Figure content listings
────────────────────

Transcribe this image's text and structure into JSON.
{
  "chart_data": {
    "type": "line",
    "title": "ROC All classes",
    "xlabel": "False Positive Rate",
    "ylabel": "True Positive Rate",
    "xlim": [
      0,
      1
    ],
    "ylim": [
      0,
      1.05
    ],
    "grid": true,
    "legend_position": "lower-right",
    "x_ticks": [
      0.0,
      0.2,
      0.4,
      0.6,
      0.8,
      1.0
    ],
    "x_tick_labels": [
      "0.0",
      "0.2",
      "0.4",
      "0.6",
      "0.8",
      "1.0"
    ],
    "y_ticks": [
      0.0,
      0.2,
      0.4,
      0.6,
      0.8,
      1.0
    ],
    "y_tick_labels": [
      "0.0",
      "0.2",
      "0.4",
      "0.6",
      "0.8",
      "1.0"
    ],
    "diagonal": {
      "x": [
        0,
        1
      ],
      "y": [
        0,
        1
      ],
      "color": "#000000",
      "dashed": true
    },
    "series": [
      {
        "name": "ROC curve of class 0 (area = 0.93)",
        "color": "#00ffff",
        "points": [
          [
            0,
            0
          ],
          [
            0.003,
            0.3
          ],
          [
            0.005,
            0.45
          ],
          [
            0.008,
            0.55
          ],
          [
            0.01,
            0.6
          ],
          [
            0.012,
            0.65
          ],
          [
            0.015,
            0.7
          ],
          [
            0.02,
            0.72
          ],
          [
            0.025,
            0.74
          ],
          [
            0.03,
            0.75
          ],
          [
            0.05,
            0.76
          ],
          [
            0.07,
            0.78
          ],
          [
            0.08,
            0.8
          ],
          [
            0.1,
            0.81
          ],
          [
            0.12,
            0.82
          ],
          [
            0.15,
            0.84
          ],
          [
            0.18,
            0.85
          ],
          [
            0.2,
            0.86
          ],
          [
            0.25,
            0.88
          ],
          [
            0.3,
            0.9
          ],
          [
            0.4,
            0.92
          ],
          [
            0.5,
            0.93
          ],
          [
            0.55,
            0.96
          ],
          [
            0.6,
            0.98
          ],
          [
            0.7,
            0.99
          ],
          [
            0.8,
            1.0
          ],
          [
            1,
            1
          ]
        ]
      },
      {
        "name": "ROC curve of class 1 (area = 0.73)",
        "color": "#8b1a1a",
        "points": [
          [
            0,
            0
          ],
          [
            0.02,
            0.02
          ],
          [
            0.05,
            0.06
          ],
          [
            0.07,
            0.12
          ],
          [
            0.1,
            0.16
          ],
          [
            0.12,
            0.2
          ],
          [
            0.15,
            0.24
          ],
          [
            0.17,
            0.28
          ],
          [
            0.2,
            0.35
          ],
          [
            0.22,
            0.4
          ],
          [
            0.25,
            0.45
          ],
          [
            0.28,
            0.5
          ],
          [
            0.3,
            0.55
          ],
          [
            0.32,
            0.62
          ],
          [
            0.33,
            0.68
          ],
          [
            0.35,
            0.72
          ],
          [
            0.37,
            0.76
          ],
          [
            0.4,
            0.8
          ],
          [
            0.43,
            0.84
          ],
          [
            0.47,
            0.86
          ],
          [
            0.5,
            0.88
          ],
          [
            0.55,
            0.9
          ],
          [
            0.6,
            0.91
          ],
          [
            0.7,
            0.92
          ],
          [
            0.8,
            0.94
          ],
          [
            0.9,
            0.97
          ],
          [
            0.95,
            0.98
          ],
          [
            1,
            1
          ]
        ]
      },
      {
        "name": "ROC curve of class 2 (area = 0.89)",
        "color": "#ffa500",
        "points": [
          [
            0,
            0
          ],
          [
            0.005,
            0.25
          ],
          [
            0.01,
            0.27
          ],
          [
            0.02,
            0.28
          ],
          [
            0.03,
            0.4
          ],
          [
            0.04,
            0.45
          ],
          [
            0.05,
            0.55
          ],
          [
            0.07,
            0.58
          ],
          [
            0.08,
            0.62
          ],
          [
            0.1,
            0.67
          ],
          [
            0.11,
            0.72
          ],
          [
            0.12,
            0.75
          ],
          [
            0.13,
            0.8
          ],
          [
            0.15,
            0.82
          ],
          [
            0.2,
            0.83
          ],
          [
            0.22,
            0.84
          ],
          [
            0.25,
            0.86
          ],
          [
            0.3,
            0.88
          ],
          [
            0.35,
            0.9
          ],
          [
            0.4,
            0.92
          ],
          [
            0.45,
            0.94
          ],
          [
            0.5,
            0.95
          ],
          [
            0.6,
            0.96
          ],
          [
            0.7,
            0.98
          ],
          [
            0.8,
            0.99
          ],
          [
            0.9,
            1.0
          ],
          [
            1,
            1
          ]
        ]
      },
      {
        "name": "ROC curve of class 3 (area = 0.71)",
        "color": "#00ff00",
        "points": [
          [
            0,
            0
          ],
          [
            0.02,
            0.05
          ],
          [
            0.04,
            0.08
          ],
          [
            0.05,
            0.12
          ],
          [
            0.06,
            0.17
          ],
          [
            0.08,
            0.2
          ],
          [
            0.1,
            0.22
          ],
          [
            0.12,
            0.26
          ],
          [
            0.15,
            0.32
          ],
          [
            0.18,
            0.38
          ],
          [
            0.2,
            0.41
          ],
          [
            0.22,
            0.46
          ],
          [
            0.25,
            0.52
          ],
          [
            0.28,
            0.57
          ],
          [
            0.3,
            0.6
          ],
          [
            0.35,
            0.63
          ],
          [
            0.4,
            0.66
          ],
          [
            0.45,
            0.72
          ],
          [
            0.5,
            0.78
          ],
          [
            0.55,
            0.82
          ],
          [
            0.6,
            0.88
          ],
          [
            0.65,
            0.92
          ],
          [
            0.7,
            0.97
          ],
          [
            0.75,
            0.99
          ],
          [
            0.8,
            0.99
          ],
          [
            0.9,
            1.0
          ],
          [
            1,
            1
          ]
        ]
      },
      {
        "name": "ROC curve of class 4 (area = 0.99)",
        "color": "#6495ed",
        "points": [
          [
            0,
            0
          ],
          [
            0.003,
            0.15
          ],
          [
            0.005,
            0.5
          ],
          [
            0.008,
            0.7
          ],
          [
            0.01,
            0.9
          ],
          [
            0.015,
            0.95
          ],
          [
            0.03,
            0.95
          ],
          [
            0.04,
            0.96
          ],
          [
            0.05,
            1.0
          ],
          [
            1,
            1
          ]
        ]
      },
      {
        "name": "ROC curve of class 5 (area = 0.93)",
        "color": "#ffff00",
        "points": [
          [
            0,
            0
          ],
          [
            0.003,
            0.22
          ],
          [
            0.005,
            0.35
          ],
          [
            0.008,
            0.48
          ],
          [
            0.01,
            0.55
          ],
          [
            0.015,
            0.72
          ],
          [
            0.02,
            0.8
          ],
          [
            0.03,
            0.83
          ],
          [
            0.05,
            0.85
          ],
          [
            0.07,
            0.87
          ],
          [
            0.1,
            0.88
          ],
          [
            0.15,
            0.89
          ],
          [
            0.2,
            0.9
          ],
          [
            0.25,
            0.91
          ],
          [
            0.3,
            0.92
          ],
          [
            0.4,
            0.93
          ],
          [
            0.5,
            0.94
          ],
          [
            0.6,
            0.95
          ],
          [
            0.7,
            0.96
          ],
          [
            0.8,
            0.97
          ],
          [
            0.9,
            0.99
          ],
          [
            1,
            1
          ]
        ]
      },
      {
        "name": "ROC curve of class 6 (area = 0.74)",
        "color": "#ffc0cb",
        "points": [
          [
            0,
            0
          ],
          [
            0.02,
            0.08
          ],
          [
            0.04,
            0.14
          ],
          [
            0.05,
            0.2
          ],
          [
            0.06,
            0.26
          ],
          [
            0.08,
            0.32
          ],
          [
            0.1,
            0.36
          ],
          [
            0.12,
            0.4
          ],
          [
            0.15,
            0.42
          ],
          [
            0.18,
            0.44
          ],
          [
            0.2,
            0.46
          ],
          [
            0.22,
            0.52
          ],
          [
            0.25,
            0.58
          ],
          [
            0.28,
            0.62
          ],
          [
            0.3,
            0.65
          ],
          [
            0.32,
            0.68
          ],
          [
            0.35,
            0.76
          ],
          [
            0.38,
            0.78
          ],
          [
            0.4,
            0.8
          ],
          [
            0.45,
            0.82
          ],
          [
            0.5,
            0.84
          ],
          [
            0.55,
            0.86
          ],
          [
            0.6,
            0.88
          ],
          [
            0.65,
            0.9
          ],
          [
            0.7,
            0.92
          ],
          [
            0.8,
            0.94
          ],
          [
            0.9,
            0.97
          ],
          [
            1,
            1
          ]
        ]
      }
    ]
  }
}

────────────────────

--- DIRECTIONS ---
Search the material above for "curve". Pull out each line where it shows up.

--- TASK RESULT ---
        "name": "ROC curve of class 0 (area = 0.93)",
        "name": "ROC curve of class 1 (area = 0.73)",
        "name": "ROC curve of class 2 (area = 0.89)",
        "name": "ROC curve of class 3 (area = 0.71)",
        "name": "ROC curve of class 4 (area = 0.99)",
        "name": "ROC curve of class 5 (area = 0.93)",
        "name": "ROC curve of class 6 (area = 0.74)",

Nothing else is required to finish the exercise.